[START DATA LISTING]
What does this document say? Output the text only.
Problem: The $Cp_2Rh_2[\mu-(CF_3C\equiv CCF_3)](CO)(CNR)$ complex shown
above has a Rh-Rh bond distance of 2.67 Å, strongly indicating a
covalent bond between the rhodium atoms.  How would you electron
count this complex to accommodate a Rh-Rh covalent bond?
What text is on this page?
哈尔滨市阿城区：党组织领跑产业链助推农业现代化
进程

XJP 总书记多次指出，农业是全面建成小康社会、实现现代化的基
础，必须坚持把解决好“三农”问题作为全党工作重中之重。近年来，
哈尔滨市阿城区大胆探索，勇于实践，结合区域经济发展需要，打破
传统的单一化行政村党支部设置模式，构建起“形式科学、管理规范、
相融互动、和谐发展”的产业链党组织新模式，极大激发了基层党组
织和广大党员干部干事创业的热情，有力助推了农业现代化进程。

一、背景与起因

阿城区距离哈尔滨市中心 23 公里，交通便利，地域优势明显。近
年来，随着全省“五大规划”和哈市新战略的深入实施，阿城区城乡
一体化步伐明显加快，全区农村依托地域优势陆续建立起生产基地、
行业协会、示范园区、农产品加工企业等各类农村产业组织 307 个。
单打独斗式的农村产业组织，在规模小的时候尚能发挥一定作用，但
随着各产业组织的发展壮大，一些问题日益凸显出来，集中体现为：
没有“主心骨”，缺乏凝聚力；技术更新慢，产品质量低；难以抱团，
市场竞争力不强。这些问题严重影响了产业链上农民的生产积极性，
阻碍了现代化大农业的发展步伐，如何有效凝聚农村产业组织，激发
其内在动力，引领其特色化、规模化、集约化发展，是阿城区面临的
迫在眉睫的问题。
[END DATA LISTING]
SET TASK |
From the data above, copy out every line with the string "What" in it.

THE RESPONSE |
What does this document say? Output the text only.
What text is on this page?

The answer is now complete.